> [The task]
Pull every line with the word "reduce" out of the entries below.

┄┄┄┄┄┄

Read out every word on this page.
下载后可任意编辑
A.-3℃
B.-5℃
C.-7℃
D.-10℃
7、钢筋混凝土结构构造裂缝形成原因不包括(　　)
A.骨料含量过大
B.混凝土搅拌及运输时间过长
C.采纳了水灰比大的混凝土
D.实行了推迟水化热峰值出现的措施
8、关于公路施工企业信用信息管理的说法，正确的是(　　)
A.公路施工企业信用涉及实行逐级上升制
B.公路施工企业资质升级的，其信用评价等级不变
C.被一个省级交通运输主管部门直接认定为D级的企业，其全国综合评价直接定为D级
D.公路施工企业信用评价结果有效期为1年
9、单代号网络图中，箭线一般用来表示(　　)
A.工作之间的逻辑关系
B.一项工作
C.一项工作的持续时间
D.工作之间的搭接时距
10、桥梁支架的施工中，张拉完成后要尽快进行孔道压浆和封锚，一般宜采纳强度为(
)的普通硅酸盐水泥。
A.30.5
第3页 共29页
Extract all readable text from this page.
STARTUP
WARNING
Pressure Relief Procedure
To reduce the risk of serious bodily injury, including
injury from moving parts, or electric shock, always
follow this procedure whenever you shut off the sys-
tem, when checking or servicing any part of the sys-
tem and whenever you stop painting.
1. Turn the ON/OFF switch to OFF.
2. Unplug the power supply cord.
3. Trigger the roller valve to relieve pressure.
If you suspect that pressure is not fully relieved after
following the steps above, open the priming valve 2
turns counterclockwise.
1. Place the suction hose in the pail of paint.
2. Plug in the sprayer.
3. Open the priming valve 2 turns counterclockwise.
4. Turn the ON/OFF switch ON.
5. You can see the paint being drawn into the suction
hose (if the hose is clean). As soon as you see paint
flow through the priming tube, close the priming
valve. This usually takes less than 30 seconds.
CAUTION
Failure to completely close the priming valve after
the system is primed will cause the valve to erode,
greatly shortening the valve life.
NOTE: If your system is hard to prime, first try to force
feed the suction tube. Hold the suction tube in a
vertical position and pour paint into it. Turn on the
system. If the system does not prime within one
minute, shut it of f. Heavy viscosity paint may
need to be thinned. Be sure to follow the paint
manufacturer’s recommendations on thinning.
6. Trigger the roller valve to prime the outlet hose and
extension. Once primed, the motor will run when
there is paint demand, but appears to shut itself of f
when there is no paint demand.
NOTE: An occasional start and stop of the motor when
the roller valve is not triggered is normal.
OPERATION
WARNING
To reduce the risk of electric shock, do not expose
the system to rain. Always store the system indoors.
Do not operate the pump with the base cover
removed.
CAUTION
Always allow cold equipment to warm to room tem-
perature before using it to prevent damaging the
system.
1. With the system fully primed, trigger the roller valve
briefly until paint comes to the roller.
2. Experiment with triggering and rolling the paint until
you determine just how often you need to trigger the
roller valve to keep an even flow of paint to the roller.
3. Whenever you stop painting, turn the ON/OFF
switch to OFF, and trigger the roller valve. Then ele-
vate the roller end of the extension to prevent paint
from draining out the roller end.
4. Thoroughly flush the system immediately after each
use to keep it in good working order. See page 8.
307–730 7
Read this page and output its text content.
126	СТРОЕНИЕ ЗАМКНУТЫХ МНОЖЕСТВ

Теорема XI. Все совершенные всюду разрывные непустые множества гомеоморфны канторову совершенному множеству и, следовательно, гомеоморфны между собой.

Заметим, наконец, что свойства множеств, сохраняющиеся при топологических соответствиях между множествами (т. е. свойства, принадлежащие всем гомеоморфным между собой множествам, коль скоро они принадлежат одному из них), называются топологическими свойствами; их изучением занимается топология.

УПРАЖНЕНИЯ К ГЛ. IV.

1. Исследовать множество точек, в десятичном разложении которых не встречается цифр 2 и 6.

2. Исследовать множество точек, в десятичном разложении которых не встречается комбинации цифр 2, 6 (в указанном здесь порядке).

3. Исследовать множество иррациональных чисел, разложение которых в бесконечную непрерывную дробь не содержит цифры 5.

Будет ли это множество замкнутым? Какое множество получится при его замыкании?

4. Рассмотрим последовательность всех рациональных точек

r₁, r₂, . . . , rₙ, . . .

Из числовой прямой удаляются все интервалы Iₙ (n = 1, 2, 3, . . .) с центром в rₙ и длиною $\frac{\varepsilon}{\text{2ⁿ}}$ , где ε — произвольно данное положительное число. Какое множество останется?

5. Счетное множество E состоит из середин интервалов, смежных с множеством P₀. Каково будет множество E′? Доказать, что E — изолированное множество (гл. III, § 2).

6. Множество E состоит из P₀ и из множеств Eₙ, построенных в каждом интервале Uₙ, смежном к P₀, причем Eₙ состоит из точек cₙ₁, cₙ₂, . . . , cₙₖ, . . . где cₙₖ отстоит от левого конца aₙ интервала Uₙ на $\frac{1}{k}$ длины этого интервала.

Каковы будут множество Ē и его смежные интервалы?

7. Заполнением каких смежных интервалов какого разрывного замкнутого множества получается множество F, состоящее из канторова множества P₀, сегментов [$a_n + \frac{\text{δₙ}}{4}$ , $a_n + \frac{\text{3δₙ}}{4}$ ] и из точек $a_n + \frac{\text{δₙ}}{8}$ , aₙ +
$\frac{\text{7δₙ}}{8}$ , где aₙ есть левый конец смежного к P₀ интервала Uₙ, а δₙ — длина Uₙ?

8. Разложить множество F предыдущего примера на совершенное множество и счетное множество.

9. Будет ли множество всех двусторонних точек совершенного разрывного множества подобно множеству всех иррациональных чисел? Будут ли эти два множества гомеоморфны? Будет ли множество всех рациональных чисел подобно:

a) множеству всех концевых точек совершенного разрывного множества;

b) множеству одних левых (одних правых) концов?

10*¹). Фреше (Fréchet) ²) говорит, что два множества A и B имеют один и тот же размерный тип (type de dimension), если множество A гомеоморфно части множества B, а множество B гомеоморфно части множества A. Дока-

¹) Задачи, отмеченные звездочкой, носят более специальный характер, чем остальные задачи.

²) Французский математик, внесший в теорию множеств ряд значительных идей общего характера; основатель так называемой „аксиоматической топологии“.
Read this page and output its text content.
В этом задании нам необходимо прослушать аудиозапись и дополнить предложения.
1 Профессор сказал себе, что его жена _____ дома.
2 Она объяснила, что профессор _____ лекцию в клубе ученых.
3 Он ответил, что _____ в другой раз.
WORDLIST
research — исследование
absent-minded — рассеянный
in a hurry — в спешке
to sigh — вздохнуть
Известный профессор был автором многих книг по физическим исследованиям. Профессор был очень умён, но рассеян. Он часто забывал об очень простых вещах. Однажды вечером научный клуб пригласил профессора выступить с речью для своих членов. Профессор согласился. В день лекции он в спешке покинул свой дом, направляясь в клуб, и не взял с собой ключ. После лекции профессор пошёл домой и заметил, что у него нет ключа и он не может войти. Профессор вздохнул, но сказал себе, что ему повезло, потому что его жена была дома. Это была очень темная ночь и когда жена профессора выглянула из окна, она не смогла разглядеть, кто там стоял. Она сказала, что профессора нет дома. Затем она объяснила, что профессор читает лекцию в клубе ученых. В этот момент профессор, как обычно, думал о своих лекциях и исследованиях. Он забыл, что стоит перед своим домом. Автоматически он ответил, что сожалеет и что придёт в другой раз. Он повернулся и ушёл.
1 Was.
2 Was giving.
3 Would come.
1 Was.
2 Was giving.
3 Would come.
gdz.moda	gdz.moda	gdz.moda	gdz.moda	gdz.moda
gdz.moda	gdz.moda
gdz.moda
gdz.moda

┄┄┄┄┄┄

> [Reply]
To reduce the risk of serious bodily injury, including
To reduce the risk of electric shock, do not expose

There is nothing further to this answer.